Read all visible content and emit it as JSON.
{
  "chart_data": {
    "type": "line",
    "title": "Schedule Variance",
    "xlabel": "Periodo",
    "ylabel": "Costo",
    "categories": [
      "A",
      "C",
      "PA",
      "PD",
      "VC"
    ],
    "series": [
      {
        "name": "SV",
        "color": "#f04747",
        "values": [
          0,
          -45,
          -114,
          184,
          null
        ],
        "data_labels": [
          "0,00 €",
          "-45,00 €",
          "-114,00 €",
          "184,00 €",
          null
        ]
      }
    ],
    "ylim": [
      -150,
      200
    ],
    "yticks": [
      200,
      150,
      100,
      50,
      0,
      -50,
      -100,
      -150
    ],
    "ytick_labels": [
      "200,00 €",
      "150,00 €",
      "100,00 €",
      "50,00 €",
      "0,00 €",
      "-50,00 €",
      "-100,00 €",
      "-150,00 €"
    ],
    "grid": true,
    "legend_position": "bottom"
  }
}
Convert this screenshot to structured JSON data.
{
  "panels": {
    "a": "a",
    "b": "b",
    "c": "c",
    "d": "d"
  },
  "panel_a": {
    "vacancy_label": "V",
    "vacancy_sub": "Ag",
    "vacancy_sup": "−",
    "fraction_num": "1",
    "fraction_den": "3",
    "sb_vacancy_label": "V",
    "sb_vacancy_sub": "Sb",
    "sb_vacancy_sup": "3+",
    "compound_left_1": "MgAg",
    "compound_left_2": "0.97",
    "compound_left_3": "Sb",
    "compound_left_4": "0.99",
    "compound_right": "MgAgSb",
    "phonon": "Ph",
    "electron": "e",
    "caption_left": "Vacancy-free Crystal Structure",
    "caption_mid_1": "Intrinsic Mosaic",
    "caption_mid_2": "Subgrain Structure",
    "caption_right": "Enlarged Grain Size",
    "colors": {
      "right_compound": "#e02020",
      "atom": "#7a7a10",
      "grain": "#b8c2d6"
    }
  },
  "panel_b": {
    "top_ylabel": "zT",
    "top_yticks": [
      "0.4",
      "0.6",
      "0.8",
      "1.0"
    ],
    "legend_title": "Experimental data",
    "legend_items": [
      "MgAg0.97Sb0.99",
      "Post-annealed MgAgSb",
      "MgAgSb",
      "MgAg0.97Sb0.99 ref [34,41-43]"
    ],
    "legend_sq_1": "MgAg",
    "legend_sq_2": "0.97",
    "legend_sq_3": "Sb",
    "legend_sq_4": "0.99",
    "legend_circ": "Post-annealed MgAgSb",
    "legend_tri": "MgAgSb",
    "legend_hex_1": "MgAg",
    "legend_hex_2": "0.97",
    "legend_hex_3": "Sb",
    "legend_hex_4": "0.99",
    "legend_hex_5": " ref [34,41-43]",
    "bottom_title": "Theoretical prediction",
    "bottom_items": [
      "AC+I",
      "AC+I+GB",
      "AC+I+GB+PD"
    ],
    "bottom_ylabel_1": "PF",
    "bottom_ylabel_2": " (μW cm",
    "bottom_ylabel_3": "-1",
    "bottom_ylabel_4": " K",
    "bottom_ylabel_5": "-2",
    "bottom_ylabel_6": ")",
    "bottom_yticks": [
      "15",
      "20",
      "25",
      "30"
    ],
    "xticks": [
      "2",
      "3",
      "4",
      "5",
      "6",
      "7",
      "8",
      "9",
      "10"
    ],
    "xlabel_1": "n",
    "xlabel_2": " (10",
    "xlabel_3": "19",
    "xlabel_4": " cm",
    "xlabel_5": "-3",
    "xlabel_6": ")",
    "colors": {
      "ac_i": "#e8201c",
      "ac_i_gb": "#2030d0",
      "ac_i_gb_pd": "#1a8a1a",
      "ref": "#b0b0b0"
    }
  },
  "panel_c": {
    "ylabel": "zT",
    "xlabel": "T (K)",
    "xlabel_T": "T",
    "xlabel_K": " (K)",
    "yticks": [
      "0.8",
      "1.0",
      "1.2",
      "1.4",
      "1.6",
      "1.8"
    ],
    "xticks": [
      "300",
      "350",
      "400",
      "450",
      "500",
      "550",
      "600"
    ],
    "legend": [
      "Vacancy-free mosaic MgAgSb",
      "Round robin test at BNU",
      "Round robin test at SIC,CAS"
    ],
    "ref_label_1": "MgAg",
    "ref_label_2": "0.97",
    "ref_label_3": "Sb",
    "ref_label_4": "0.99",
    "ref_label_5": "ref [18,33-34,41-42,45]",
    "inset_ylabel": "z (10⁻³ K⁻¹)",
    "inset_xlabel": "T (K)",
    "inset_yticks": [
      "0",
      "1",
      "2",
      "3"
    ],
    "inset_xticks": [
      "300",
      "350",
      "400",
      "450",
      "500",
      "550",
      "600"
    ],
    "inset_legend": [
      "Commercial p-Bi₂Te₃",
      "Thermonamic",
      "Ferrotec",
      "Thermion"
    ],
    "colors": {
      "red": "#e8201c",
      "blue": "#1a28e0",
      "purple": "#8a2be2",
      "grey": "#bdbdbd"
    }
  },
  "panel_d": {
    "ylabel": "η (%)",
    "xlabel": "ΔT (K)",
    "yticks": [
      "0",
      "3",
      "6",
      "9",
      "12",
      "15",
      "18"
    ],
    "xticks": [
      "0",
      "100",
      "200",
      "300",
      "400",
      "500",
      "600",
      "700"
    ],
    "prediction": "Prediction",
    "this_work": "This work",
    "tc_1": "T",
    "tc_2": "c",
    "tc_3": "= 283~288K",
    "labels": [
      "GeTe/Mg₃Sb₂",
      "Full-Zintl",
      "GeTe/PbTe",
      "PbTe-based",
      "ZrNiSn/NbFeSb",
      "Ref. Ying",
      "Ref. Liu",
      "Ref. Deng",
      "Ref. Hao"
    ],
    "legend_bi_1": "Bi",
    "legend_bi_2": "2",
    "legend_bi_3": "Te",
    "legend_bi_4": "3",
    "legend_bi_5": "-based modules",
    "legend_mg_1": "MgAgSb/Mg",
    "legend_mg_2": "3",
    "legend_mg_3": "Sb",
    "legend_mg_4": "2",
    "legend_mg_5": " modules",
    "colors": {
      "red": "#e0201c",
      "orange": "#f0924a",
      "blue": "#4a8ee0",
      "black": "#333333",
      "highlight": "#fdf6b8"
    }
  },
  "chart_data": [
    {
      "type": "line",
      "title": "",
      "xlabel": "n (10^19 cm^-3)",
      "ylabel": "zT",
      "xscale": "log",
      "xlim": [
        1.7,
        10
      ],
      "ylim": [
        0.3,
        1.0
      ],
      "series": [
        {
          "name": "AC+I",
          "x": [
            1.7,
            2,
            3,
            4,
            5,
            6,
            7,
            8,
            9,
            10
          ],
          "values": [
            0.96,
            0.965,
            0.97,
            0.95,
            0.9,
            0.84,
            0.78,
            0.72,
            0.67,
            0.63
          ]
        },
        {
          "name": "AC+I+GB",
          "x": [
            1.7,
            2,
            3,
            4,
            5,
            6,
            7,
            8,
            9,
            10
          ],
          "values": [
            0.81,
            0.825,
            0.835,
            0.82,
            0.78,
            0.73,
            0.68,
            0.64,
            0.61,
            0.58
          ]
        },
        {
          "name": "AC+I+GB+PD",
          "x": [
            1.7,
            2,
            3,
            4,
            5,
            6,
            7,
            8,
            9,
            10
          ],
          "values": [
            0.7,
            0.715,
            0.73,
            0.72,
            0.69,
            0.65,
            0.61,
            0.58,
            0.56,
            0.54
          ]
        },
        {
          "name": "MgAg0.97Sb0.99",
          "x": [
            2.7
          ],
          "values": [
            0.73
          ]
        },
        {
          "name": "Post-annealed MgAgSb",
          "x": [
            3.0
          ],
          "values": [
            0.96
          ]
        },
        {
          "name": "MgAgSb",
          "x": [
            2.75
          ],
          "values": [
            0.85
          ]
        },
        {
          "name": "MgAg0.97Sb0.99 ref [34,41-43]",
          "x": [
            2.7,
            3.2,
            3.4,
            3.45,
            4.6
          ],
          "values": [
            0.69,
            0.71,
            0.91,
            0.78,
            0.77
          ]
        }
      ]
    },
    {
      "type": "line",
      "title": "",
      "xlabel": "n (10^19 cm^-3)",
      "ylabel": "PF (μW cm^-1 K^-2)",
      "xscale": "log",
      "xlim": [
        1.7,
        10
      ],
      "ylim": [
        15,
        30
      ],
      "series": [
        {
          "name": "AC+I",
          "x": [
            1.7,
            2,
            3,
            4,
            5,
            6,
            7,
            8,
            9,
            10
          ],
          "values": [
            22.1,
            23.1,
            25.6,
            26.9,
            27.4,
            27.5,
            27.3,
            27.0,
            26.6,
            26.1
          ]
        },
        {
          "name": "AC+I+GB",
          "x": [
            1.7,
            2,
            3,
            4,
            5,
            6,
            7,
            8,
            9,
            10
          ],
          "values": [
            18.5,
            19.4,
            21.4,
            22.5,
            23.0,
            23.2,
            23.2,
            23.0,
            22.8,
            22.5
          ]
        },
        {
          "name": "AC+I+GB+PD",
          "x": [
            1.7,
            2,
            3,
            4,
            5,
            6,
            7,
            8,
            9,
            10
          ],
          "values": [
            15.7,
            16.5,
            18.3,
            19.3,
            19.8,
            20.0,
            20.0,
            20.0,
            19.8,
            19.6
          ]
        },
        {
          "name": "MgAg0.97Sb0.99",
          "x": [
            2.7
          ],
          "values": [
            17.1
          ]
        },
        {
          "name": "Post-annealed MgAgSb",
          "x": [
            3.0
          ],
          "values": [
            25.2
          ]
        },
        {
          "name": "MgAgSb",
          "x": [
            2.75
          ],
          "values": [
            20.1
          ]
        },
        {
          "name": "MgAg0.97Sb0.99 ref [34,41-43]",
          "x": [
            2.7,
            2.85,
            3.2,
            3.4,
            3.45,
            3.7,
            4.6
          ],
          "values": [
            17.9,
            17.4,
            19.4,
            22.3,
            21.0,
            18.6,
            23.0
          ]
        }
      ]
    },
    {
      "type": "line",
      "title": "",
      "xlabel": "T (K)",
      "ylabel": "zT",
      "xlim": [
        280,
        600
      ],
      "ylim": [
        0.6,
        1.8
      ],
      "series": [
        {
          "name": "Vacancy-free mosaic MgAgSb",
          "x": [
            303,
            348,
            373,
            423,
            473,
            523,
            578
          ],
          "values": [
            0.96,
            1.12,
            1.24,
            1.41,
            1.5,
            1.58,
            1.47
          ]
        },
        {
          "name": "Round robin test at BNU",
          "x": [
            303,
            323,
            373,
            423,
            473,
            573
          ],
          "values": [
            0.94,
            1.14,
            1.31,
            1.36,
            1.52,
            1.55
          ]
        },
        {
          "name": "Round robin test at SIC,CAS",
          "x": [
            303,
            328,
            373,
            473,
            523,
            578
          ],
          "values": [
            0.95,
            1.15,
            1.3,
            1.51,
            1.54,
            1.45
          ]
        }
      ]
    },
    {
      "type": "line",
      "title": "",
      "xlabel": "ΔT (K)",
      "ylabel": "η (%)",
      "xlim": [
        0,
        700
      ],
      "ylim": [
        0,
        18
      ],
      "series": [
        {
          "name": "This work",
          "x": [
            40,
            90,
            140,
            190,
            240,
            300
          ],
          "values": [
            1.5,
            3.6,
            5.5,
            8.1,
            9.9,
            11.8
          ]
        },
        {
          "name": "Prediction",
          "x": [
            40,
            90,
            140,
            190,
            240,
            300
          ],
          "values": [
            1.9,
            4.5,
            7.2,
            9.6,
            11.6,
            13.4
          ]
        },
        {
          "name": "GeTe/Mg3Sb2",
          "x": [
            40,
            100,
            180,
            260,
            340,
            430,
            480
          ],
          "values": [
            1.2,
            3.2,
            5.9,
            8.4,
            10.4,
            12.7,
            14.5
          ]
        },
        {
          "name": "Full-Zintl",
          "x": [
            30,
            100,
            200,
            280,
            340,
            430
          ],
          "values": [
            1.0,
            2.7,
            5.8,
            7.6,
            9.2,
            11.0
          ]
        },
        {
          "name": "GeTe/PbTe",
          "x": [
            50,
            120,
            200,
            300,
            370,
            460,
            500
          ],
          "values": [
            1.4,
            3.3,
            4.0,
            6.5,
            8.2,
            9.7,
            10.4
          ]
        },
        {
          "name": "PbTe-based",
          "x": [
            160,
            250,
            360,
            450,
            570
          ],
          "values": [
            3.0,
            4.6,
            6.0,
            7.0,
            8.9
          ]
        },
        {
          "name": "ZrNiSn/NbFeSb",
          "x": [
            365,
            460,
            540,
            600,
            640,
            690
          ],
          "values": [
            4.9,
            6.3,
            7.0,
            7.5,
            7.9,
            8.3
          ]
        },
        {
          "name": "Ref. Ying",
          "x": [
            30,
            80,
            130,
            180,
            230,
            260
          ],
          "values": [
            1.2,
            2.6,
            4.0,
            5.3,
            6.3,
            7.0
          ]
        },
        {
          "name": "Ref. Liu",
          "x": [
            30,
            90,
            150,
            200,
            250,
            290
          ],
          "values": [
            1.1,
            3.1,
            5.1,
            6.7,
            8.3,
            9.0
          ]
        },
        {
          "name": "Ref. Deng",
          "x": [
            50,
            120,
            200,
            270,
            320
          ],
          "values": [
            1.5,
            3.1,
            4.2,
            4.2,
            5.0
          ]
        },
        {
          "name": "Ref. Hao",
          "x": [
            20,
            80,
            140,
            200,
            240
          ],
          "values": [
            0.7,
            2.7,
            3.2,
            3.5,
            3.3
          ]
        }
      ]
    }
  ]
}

=====

__SET EXERCISE__
Identify and extract each line of the listing that contains "Round".

__SOLUTION TO THIS PROBLEM__
      "Round robin test at BNU",
      "Round robin test at SIC,CAS"
          "name": "Round robin test at BNU",
          "name": "Round robin test at SIC,CAS",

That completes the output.